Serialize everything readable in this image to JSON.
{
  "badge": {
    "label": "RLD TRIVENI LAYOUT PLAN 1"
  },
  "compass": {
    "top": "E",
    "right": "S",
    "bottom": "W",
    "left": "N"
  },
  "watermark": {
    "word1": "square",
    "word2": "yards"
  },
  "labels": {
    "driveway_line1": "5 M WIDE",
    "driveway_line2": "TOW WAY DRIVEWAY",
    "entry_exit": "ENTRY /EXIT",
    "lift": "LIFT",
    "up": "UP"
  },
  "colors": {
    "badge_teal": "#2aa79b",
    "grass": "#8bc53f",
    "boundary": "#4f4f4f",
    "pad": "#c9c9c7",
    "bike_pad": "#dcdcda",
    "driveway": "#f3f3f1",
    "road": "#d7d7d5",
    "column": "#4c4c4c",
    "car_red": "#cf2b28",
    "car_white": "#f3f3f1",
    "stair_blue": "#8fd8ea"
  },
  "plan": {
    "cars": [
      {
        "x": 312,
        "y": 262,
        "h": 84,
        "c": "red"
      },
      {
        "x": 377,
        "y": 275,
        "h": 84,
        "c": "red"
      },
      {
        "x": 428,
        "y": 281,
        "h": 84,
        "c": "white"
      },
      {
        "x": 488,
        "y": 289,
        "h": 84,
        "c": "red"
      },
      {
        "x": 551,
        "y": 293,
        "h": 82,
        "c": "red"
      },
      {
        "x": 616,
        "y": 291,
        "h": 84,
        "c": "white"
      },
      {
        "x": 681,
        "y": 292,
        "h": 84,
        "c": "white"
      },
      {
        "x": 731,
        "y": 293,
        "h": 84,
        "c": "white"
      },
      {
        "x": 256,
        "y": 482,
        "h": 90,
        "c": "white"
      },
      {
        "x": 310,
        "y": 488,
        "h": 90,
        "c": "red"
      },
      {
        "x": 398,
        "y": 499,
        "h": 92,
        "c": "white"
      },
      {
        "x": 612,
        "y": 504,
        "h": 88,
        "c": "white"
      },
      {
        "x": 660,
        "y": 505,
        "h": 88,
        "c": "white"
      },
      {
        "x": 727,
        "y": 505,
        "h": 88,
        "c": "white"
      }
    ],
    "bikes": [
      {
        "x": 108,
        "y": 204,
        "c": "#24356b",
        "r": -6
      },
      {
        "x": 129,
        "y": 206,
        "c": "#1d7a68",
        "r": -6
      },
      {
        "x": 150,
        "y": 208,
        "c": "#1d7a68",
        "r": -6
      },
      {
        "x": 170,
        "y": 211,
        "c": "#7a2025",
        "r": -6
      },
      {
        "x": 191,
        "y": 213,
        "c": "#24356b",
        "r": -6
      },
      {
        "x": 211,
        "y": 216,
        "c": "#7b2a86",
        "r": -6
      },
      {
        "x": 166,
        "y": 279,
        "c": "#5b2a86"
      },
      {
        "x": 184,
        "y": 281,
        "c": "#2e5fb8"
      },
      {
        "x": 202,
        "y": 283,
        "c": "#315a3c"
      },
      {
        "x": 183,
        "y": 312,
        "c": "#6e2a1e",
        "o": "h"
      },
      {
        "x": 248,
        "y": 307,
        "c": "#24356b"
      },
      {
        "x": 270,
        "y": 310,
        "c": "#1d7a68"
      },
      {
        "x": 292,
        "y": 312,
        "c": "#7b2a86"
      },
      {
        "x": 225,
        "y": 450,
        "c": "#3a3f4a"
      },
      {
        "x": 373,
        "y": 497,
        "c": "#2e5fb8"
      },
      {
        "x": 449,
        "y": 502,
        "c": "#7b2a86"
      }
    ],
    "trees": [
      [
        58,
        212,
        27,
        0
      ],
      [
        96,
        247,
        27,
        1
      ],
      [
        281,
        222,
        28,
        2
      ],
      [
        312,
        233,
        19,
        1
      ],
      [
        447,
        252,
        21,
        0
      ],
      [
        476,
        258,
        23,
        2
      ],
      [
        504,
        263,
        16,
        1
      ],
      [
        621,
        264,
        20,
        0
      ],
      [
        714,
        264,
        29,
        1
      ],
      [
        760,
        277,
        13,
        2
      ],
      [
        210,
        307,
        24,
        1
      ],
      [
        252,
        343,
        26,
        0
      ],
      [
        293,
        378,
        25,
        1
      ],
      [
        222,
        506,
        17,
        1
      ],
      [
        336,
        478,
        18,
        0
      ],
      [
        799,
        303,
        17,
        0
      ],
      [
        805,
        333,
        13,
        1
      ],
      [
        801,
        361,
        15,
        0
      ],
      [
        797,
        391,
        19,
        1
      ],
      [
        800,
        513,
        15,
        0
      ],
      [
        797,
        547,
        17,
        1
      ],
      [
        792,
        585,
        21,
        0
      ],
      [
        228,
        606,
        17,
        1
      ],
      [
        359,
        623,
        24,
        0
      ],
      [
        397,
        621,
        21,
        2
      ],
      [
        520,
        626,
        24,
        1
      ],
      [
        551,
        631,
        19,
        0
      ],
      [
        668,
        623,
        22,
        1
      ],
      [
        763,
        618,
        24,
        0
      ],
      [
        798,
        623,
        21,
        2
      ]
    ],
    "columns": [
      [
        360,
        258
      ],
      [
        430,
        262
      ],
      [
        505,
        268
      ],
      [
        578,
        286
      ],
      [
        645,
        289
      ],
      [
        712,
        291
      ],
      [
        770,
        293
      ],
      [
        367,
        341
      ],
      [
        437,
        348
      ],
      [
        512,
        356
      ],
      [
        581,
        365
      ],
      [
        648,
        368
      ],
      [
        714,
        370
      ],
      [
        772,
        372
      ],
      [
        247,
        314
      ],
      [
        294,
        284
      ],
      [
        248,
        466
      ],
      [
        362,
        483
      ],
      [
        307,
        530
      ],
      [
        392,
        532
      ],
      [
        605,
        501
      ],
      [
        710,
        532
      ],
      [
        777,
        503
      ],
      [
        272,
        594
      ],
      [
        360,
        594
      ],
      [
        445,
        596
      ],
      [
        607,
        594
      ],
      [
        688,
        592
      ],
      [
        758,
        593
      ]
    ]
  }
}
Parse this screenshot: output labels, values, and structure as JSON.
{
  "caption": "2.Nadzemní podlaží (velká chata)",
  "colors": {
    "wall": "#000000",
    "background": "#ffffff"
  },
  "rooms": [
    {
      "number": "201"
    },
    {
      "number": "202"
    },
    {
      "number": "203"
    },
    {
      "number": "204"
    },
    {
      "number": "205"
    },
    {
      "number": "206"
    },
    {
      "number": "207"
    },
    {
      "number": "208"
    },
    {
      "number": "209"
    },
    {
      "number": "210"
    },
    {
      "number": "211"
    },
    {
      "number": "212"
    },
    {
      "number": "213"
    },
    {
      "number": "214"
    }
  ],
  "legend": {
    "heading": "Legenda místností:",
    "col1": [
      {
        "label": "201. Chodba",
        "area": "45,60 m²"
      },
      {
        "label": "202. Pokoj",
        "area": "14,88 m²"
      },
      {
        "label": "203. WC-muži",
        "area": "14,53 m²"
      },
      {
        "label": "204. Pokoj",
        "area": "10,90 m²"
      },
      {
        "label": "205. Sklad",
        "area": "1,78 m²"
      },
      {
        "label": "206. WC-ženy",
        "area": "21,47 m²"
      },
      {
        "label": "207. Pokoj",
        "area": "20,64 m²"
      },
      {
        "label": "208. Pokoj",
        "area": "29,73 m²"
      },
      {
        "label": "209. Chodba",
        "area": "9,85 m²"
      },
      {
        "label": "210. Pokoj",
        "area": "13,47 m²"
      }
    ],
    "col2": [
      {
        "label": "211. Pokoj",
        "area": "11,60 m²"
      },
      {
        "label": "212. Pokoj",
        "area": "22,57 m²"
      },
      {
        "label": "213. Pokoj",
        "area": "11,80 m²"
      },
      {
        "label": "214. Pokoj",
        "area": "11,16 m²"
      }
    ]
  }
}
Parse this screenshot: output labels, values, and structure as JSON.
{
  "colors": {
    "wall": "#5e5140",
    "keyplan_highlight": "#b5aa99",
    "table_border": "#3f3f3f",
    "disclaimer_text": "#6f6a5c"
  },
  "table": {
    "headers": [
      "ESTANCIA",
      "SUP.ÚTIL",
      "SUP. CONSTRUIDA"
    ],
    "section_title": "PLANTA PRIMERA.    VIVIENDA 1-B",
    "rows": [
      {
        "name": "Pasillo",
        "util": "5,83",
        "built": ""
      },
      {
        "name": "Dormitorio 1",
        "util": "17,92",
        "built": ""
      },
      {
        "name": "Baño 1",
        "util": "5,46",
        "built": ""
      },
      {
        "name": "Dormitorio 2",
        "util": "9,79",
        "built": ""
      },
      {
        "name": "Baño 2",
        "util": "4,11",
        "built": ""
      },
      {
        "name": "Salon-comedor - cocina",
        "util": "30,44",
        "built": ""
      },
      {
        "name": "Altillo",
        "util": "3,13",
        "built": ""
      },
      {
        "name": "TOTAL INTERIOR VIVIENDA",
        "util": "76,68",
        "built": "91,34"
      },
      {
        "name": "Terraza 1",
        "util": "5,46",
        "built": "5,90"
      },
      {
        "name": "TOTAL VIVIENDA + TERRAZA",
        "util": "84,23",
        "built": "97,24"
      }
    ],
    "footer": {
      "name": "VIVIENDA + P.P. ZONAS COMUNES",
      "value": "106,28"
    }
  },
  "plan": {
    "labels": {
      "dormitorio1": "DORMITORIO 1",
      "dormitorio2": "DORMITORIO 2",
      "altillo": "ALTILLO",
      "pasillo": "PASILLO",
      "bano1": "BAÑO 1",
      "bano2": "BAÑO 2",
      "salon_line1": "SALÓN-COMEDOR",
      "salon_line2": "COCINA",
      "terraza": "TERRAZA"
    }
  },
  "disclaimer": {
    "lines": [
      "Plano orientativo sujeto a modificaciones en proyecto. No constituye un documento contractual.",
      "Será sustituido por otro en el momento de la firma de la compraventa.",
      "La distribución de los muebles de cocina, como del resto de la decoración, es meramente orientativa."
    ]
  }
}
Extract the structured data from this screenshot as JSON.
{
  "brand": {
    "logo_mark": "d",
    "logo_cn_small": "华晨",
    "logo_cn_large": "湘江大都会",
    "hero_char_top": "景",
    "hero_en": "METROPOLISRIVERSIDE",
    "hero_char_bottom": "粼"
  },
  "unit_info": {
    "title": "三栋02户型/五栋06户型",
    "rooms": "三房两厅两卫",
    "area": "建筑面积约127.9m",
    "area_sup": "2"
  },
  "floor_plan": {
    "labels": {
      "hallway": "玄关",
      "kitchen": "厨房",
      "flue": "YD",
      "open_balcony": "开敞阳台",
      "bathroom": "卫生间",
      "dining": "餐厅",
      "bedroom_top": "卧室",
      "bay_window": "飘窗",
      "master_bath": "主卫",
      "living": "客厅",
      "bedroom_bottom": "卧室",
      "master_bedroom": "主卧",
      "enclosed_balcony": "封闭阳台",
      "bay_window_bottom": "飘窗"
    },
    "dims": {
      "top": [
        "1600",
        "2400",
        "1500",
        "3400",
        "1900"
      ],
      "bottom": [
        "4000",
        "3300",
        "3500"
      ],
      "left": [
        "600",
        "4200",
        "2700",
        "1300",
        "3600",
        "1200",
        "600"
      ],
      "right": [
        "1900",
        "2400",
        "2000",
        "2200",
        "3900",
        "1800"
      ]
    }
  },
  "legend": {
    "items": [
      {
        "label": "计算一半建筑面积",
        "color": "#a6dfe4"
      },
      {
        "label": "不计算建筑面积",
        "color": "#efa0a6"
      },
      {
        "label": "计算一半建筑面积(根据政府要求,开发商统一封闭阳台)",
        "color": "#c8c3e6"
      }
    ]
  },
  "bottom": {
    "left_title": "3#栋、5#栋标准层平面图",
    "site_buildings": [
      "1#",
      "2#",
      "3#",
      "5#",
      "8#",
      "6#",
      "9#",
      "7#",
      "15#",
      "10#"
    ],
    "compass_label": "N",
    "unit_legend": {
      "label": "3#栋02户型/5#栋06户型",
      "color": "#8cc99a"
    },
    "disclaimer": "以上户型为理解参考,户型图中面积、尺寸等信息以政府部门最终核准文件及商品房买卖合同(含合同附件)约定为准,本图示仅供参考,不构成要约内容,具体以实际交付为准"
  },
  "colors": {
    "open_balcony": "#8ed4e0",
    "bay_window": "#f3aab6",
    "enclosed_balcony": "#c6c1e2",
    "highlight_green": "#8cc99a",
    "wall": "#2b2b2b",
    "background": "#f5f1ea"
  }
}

════

THE REQUEST
Copy each line of the listing in which the word "util" can be found.

WRITTEN RESPONSE
        "util": "5,83",
        "util": "17,92",
        "util": "5,46",
        "util": "9,79",
        "util": "4,11",
        "util": "30,44",
        "util": "3,13",
        "util": "76,68",
        "util": "5,46",
        "util": "84,23",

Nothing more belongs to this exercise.